## [WHAT THE EXERCISE ASKS]
Format the listing below as a JSON list of strings, one string per line, with blank lines left out.

## [MATERIAL TO PROCESS]
__________________________________________________

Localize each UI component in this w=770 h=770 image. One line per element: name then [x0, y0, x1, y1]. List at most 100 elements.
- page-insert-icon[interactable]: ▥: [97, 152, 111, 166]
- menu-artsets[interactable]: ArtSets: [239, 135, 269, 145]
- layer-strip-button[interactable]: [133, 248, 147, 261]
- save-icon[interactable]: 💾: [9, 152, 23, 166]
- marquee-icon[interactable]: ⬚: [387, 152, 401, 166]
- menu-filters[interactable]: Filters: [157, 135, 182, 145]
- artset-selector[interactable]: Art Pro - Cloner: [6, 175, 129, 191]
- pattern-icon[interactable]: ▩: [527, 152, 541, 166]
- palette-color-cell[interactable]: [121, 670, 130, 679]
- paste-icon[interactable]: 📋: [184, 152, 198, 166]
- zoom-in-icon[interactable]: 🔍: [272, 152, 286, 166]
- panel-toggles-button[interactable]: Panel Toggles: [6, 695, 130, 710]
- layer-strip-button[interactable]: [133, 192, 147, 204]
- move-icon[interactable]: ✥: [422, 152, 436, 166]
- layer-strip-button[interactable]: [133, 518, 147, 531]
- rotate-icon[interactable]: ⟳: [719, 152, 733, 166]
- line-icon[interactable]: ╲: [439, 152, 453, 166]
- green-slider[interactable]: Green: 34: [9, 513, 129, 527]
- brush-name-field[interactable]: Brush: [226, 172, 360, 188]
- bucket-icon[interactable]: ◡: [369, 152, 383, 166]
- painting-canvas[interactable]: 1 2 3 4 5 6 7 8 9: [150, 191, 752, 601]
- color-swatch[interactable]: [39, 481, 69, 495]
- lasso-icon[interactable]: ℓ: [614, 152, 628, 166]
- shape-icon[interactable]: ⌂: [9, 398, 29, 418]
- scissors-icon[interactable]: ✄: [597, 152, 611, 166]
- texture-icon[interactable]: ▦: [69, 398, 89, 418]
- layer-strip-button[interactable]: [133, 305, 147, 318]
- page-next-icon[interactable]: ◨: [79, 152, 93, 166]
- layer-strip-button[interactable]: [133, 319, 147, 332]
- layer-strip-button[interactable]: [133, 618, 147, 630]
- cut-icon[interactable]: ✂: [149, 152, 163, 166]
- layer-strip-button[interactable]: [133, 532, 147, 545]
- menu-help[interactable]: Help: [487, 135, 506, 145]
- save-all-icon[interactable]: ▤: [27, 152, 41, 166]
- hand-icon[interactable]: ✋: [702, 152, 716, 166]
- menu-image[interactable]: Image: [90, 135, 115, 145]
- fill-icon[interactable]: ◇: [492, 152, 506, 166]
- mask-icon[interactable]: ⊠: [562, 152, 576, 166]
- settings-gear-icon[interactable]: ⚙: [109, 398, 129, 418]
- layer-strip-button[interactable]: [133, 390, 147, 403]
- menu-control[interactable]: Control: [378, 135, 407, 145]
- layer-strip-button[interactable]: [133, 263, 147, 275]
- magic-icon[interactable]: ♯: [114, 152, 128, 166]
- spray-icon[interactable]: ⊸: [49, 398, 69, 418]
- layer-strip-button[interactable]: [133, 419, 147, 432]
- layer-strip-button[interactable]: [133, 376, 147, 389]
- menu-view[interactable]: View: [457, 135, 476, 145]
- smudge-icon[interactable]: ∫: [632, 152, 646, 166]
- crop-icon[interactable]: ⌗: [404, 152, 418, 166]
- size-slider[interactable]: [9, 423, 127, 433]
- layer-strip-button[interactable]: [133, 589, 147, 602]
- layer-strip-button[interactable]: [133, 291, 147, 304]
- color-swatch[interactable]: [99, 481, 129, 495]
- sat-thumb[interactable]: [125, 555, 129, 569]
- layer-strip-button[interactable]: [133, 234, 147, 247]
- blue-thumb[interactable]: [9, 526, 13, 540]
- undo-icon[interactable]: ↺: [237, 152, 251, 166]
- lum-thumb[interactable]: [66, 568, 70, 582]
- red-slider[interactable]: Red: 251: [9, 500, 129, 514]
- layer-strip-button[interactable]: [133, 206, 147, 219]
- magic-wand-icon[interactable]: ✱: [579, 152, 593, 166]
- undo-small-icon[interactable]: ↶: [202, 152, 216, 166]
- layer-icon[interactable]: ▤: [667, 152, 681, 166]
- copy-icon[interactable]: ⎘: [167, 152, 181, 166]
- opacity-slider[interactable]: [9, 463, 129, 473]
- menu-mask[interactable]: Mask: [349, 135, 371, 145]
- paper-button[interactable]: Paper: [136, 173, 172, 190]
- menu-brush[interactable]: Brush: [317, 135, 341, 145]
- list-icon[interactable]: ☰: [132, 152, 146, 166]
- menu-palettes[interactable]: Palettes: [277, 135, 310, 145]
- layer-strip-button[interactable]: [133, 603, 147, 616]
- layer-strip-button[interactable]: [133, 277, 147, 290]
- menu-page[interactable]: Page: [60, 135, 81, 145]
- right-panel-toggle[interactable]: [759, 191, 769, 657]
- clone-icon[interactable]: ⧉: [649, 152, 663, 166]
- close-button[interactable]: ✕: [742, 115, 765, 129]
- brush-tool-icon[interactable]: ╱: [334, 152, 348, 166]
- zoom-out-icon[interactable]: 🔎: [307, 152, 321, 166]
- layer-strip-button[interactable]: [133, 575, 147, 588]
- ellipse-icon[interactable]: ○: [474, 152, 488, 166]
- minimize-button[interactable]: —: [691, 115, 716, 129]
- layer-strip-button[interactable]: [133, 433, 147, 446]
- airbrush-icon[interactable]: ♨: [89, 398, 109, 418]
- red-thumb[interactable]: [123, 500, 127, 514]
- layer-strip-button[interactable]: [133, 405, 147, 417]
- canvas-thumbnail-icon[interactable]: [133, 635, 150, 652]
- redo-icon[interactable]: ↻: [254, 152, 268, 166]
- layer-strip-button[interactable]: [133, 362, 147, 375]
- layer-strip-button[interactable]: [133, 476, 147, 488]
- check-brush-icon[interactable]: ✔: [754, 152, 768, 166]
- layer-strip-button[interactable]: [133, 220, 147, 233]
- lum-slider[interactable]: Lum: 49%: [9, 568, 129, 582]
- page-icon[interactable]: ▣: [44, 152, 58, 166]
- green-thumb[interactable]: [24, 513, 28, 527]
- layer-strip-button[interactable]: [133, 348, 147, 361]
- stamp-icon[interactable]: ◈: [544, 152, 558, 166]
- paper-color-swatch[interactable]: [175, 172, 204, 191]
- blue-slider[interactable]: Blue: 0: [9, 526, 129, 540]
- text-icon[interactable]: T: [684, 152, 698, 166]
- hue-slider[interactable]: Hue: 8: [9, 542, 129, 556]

__________________________________________________

## [COMPLETE ANSWER]
[
  "Localize each UI component in this w=770 h=770 image. One line per element: name then [x0, y0, x1, y1]. List at most 100 elements.",
  "- page-insert-icon[interactable]: ▥: [97, 152, 111, 166]",
  "- menu-artsets[interactable]: ArtSets: [239, 135, 269, 145]",
  "- layer-strip-button[interactable]: [133, 248, 147, 261]",
  "- save-icon[interactable]: 💾: [9, 152, 23, 166]",
  "- marquee-icon[interactable]: ⬚: [387, 152, 401, 166]",
  "- menu-filters[interactable]: Filters: [157, 135, 182, 145]",
  "- artset-selector[interactable]: Art Pro - Cloner: [6, 175, 129, 191]",
  "- pattern-icon[interactable]: ▩: [527, 152, 541, 166]",
  "- palette-color-cell[interactable]: [121, 670, 130, 679]",
  "- paste-icon[interactable]: 📋: [184, 152, 198, 166]",
  "- zoom-in-icon[interactable]: 🔍: [272, 152, 286, 166]",
  "- panel-toggles-button[interactable]: Panel Toggles: [6, 695, 130, 710]",
  "- layer-strip-button[interactable]: [133, 192, 147, 204]",
  "- move-icon[interactable]: ✥: [422, 152, 436, 166]",
  "- layer-strip-button[interactable]: [133, 518, 147, 531]",
  "- rotate-icon[interactable]: ⟳: [719, 152, 733, 166]",
  "- line-icon[interactable]: ╲: [439, 152, 453, 166]",
  "- green-slider[interactable]: Green: 34: [9, 513, 129, 527]",
  "- brush-name-field[interactable]: Brush: [226, 172, 360, 188]",
  "- bucket-icon[interactable]: ◡: [369, 152, 383, 166]",
  "- painting-canvas[interactable]: 1 2 3 4 5 6 7 8 9: [150, 191, 752, 601]",
  "- color-swatch[interactable]: [39, 481, 69, 495]",
  "- lasso-icon[interactable]: ℓ: [614, 152, 628, 166]",
  "- shape-icon[interactable]: ⌂: [9, 398, 29, 418]",
  "- scissors-icon[interactable]: ✄: [597, 152, 611, 166]",
  "- texture-icon[interactable]: ▦: [69, 398, 89, 418]",
  "- layer-strip-button[interactable]: [133, 305, 147, 318]",
  "- page-next-icon[interactable]: ◨: [79, 152, 93, 166]",
  "- layer-strip-button[interactable]: [133, 319, 147, 332]",
  "- layer-strip-button[interactable]: [133, 618, 147, 630]",
  "- cut-icon[interactable]: ✂: [149, 152, 163, 166]",
  "- layer-strip-button[interactable]: [133, 532, 147, 545]",
  "- menu-help[interactable]: Help: [487, 135, 506, 145]",
  "- save-all-icon[interactable]: ▤: [27, 152, 41, 166]",
  "- hand-icon[interactable]: ✋: [702, 152, 716, 166]",
  "- menu-image[interactable]: Image: [90, 135, 115, 145]",
  "- fill-icon[interactable]: ◇: [492, 152, 506, 166]",
  "- mask-icon[interactable]: ⊠: [562, 152, 576, 166]",
  "- settings-gear-icon[interactable]: ⚙: [109, 398, 129, 418]",
  "- layer-strip-button[interactable]: [133, 390, 147, 403]",
  "- menu-control[interactable]: Control: [378, 135, 407, 145]",
  "- layer-strip-button[interactable]: [133, 263, 147, 275]",
  "- magic-icon[interactable]: ♯: [114, 152, 128, 166]",
  "- spray-icon[interactable]: ⊸: [49, 398, 69, 418]",
  "- layer-strip-button[interactable]: [133, 419, 147, 432]",
  "- layer-strip-button[interactable]: [133, 376, 147, 389]",
  "- menu-view[interactable]: View: [457, 135, 476, 145]",
  "- smudge-icon[interactable]: ∫: [632, 152, 646, 166]",
  "- crop-icon[interactable]: ⌗: [404, 152, 418, 166]",
  "- size-slider[interactable]: [9, 423, 127, 433]",
  "- layer-strip-button[interactable]: [133, 589, 147, 602]",
  "- layer-strip-button[interactable]: [133, 291, 147, 304]",
  "- color-swatch[interactable]: [99, 481, 129, 495]",
  "- sat-thumb[interactable]: [125, 555, 129, 569]",
  "- layer-strip-button[interactable]: [133, 234, 147, 247]",
  "- blue-thumb[interactable]: [9, 526, 13, 540]",
  "- undo-icon[interactable]: ↺: [237, 152, 251, 166]",
  "- lum-thumb[interactable]: [66, 568, 70, 582]",
  "- red-slider[interactable]: Red: 251: [9, 500, 129, 514]",
  "- layer-strip-button[interactable]: [133, 206, 147, 219]",
  "- magic-wand-icon[interactable]: ✱: [579, 152, 593, 166]",
  "- undo-small-icon[interactable]: ↶: [202, 152, 216, 166]",
  "- layer-icon[interactable]: ▤: [667, 152, 681, 166]",
  "- copy-icon[interactable]: ⎘: [167, 152, 181, 166]",
  "- opacity-slider[interactable]: [9, 463, 129, 473]",
  "- menu-mask[interactable]: Mask: [349, 135, 371, 145]",
  "- paper-button[interactable]: Paper: [136, 173, 172, 190]",
  "- menu-brush[interactable]: Brush: [317, 135, 341, 145]",
  "- list-icon[interactable]: ☰: [132, 152, 146, 166]",
  "- menu-palettes[interactable]: Palettes: [277, 135, 310, 145]",
  "- layer-strip-button[interactable]: [133, 603, 147, 616]",
  "- layer-strip-button[interactable]: [133, 277, 147, 290]",
  "- menu-page[interactable]: Page: [60, 135, 81, 145]",
  "- right-panel-toggle[interactable]: [759, 191, 769, 657]",
  "- clone-icon[interactable]: ⧉: [649, 152, 663, 166]",
  "- close-button[interactable]: ✕: [742, 115, 765, 129]",
  "- brush-tool-icon[interactable]: ╱: [334, 152, 348, 166]",
  "- zoom-out-icon[interactable]: 🔎: [307, 152, 321, 166]",
  "- layer-strip-button[interactable]: [133, 575, 147, 588]",
  "- ellipse-icon[interactable]: ○: [474, 152, 488, 166]",
  "- minimize-button[interactable]: —: [691, 115, 716, 129]",
  "- layer-strip-button[interactable]: [133, 433, 147, 446]",
  "- airbrush-icon[interactable]: ♨: [89, 398, 109, 418]",
  "- red-thumb[interactable]: [123, 500, 127, 514]",
  "- layer-strip-button[interactable]: [133, 405, 147, 417]",
  "- canvas-thumbnail-icon[interactable]: [133, 635, 150, 652]",
  "- redo-icon[interactable]: ↻: [254, 152, 268, 166]",
  "- layer-strip-button[interactable]: [133, 362, 147, 375]",
  "- layer-strip-button[interactable]: [133, 476, 147, 488]",
  "- check-brush-icon[interactable]: ✔: [754, 152, 768, 166]",
  "- layer-strip-button[interactable]: [133, 220, 147, 233]",
  "- lum-slider[interactable]: Lum: 49%: [9, 568, 129, 582]",
  "- page-icon[interactable]: ▣: [44, 152, 58, 166]",
  "- green-thumb[interactable]: [24, 513, 28, 527]",
  "- layer-strip-button[interactable]: [133, 348, 147, 361]",
  "- stamp-icon[interactable]: ◈: [544, 152, 558, 166]",
  "- paper-color-swatch[interactable]: [175, 172, 204, 191]",
  "- blue-slider[interactable]: Blue: 0: [9, 526, 129, 540]",
  "- text-icon[interactable]: T: [684, 152, 698, 166]",
  "- hue-slider[interactable]: Hue: 8: [9, 542, 129, 556]"
]